Extracted records
** Start **
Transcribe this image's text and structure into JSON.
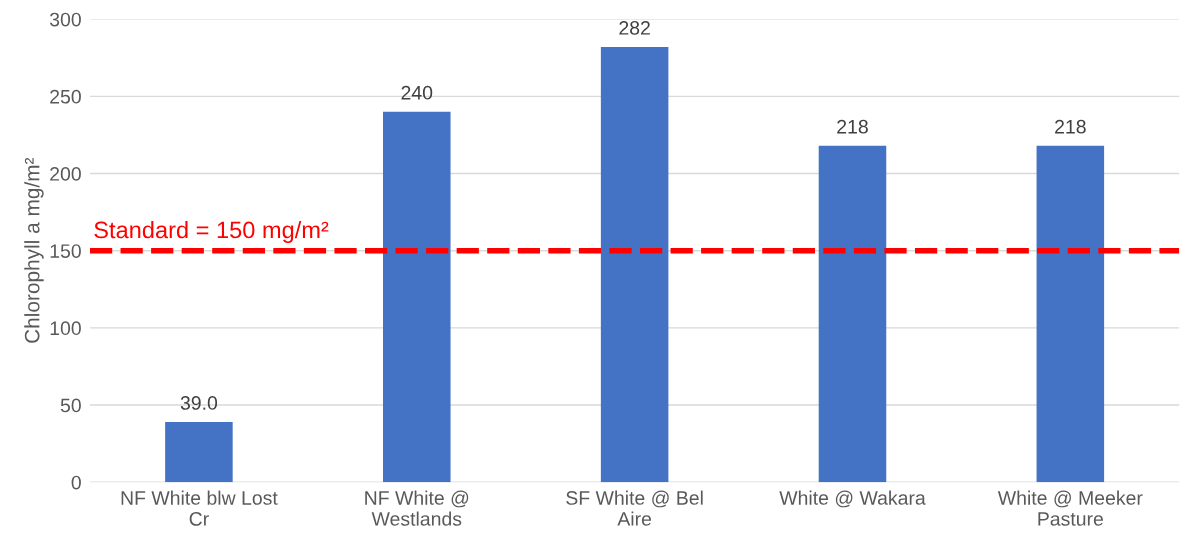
{
  "chart_data": {
    "type": "bar",
    "ylabel": "Chlorophyll a mg/m²",
    "categories": [
      "NF White blw Lost\nCr",
      "NF White @\nWestlands",
      "SF White @ Bel\nAire",
      "White @ Wakara",
      "White @ Meeker\nPasture"
    ],
    "values": [
      39.0,
      240,
      282,
      218,
      218
    ],
    "color": "#4472c4",
    "value_labels": [
      "39.0",
      "240",
      "282",
      "218",
      "218"
    ],
    "ylim": [
      0,
      300
    ],
    "yticks": [
      0,
      50,
      100,
      150,
      200,
      250,
      300
    ],
    "grid": "y",
    "ref_lines": [
      {
        "axis": "y",
        "value": 150,
        "label": "Standard = 150 mg/m²",
        "color": "#ff0000",
        "line_style": "dashed"
      }
    ]
  }
}
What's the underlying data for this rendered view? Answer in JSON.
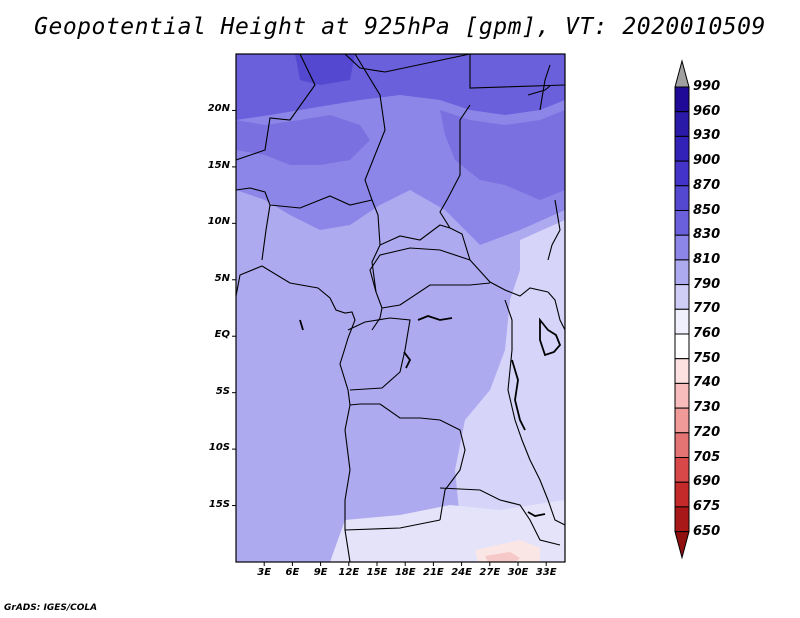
{
  "title": "Geopotential Height at 925hPa [gpm], VT: 2020010509",
  "credit": "GrADS: IGES/COLA",
  "axes": {
    "lat_labels": [
      "20N",
      "15N",
      "10N",
      "5N",
      "EQ",
      "5S",
      "10S",
      "15S"
    ],
    "lat_values": [
      20,
      15,
      10,
      5,
      0,
      -5,
      -10,
      -15
    ],
    "lon_labels": [
      "3E",
      "6E",
      "9E",
      "12E",
      "15E",
      "18E",
      "21E",
      "24E",
      "27E",
      "30E",
      "33E"
    ],
    "lon_values": [
      3,
      6,
      9,
      12,
      15,
      18,
      21,
      24,
      27,
      30,
      33
    ],
    "lat_range": [
      -20,
      25
    ],
    "lon_range": [
      0,
      35
    ]
  },
  "colorbar": {
    "labels": [
      "990",
      "960",
      "930",
      "900",
      "870",
      "850",
      "830",
      "810",
      "790",
      "770",
      "760",
      "750",
      "740",
      "730",
      "720",
      "705",
      "690",
      "675",
      "650"
    ],
    "colors": [
      "#a0a0a0",
      "#1e0a96",
      "#2a1aa8",
      "#3322b8",
      "#4433c8",
      "#5548d0",
      "#6a60dc",
      "#8c86e8",
      "#aeaaf0",
      "#cfcdf6",
      "#f0f0fc",
      "#ffffff",
      "#fde0e0",
      "#f8bcbc",
      "#f09a9a",
      "#e47474",
      "#d84848",
      "#c42a2a",
      "#a81818",
      "#901010"
    ]
  },
  "colors": {
    "frame": "#000000",
    "background": "#ffffff"
  }
}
** End **
Objective
Of the lines in this material, state how many hold the string "JSON". Write no other words.

Final result
2